------ Material for this exercise
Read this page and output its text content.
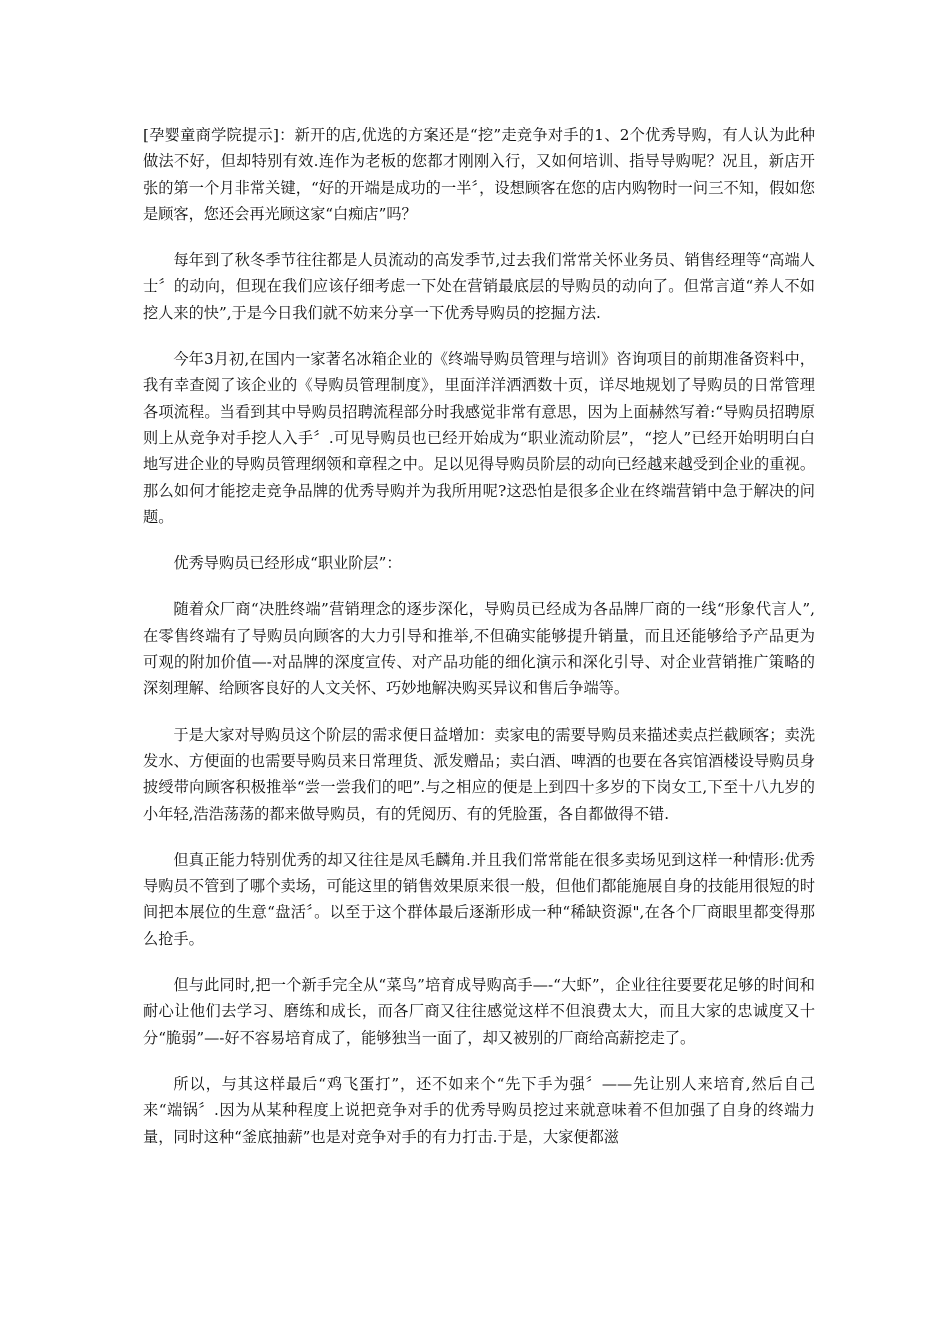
[孕婴童商学院提示]：新开的店,优选的方案还是“挖”走竞争对手的1、2个优秀导购，有人认为此种做法不好，但却特别有效.连作为老板的您都才刚刚入行，又如何培训、指导导购呢？况且，新店开张的第一个月非常关键，“好的开端是成功的一半〞，设想顾客在您的店内购物时一问三不知，假如您是顾客，您还会再光顾这家“白痴店”吗？

每年到了秋冬季节往往都是人员流动的高发季节,过去我们常常关怀业务员、销售经理等“高端人士〞的动向，但现在我们应该仔细考虑一下处在营销最底层的导购员的动向了。但常言道“养人不如挖人来的快”,于是今日我们就不妨来分享一下优秀导购员的挖掘方法.

今年3月初,在国内一家著名冰箱企业的《终端导购员管理与培训》咨询项目的前期准备资料中，我有幸查阅了该企业的《导购员管理制度》，里面洋洋洒洒数十页，详尽地规划了导购员的日常管理各项流程。当看到其中导购员招聘流程部分时我感觉非常有意思，因为上面赫然写着:“导购员招聘原则上从竞争对手挖人入手〞.可见导购员也已经开始成为“职业流动阶层”，“挖人”已经开始明明白白地写进企业的导购员管理纲领和章程之中。足以见得导购员阶层的动向已经越来越受到企业的重视。那么如何才能挖走竞争品牌的优秀导购并为我所用呢?这恐怕是很多企业在终端营销中急于解决的问题。

优秀导购员已经形成“职业阶层”：

随着众厂商“决胜终端”营销理念的逐步深化，导购员已经成为各品牌厂商的一线“形象代言人”,在零售终端有了导购员向顾客的大力引导和推举,不但确实能够提升销量，而且还能够给予产品更为可观的附加价值—-对品牌的深度宣传、对产品功能的细化演示和深化引导、对企业营销推广策略的深刻理解、给顾客良好的人文关怀、巧妙地解决购买异议和售后争端等。

于是大家对导购员这个阶层的需求便日益增加：卖家电的需要导购员来描述卖点拦截顾客；卖洗发水、方便面的也需要导购员来日常理货、派发赠品；卖白酒、啤酒的也要在各宾馆酒楼设导购员身披绶带向顾客积极推举“尝一尝我们的吧”.与之相应的便是上到四十多岁的下岗女工,下至十八九岁的小年轻,浩浩荡荡的都来做导购员，有的凭阅历、有的凭脸蛋，各自都做得不错.

但真正能力特别优秀的却又往往是凤毛麟角.并且我们常常能在很多卖场见到这样一种情形:优秀导购员不管到了哪个卖场，可能这里的销售效果原来很一般，但他们都能施展自身的技能用很短的时间把本展位的生意“盘活〞。以至于这个群体最后逐渐形成一种“稀缺资源",在各个厂商眼里都变得那么抢手。

但与此同时,把一个新手完全从“菜鸟”培育成导购高手—-“大虾”，企业往往要要花足够的时间和耐心让他们去学习、磨练和成长，而各厂商又往往感觉这样不但浪费太大，而且大家的忠诚度又十分“脆弱”—-好不容易培育成了，能够独当一面了，却又被别的厂商给高薪挖走了。

所以，与其这样最后“鸡飞蛋打”，还不如来个“先下手为强〞——先让别人来培育,然后自己来“端锅〞.因为从某种程度上说把竞争对手的优秀导购员挖过来就意味着不但加强了自身的终端力量，同时这种“釜底抽薪”也是对竞争对手的有力打击.于是，大家便都滋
------------
Quote every record above exactly, leaving out any pictures.

Expected answer →
Read this page and output its text content.
[孕婴童商学院提示]：新开的店,优选的方案还是“挖”走竞争对手的1、2个优秀导购，有人认为此种做法不好，但却特别有效.连作为老板的您都才刚刚入行，又如何培训、指导导购呢？况且，新店开张的第一个月非常关键，“好的开端是成功的一半〞，设想顾客在您的店内购物时一问三不知，假如您是顾客，您还会再光顾这家“白痴店”吗？

每年到了秋冬季节往往都是人员流动的高发季节,过去我们常常关怀业务员、销售经理等“高端人士〞的动向，但现在我们应该仔细考虑一下处在营销最底层的导购员的动向了。但常言道“养人不如挖人来的快”,于是今日我们就不妨来分享一下优秀导购员的挖掘方法.

今年3月初,在国内一家著名冰箱企业的《终端导购员管理与培训》咨询项目的前期准备资料中，我有幸查阅了该企业的《导购员管理制度》，里面洋洋洒洒数十页，详尽地规划了导购员的日常管理各项流程。当看到其中导购员招聘流程部分时我感觉非常有意思，因为上面赫然写着:“导购员招聘原则上从竞争对手挖人入手〞.可见导购员也已经开始成为“职业流动阶层”，“挖人”已经开始明明白白地写进企业的导购员管理纲领和章程之中。足以见得导购员阶层的动向已经越来越受到企业的重视。那么如何才能挖走竞争品牌的优秀导购并为我所用呢?这恐怕是很多企业在终端营销中急于解决的问题。

优秀导购员已经形成“职业阶层”：

随着众厂商“决胜终端”营销理念的逐步深化，导购员已经成为各品牌厂商的一线“形象代言人”,在零售终端有了导购员向顾客的大力引导和推举,不但确实能够提升销量，而且还能够给予产品更为可观的附加价值—-对品牌的深度宣传、对产品功能的细化演示和深化引导、对企业营销推广策略的深刻理解、给顾客良好的人文关怀、巧妙地解决购买异议和售后争端等。

于是大家对导购员这个阶层的需求便日益增加：卖家电的需要导购员来描述卖点拦截顾客；卖洗发水、方便面的也需要导购员来日常理货、派发赠品；卖白酒、啤酒的也要在各宾馆酒楼设导购员身披绶带向顾客积极推举“尝一尝我们的吧”.与之相应的便是上到四十多岁的下岗女工,下至十八九岁的小年轻,浩浩荡荡的都来做导购员，有的凭阅历、有的凭脸蛋，各自都做得不错.

但真正能力特别优秀的却又往往是凤毛麟角.并且我们常常能在很多卖场见到这样一种情形:优秀导购员不管到了哪个卖场，可能这里的销售效果原来很一般，但他们都能施展自身的技能用很短的时间把本展位的生意“盘活〞。以至于这个群体最后逐渐形成一种“稀缺资源",在各个厂商眼里都变得那么抢手。

但与此同时,把一个新手完全从“菜鸟”培育成导购高手—-“大虾”，企业往往要要花足够的时间和耐心让他们去学习、磨练和成长，而各厂商又往往感觉这样不但浪费太大，而且大家的忠诚度又十分“脆弱”—-好不容易培育成了，能够独当一面了，却又被别的厂商给高薪挖走了。

所以，与其这样最后“鸡飞蛋打”，还不如来个“先下手为强〞——先让别人来培育,然后自己来“端锅〞.因为从某种程度上说把竞争对手的优秀导购员挖过来就意味着不但加强了自身的终端力量，同时这种“釜底抽薪”也是对竞争对手的有力打击.于是，大家便都滋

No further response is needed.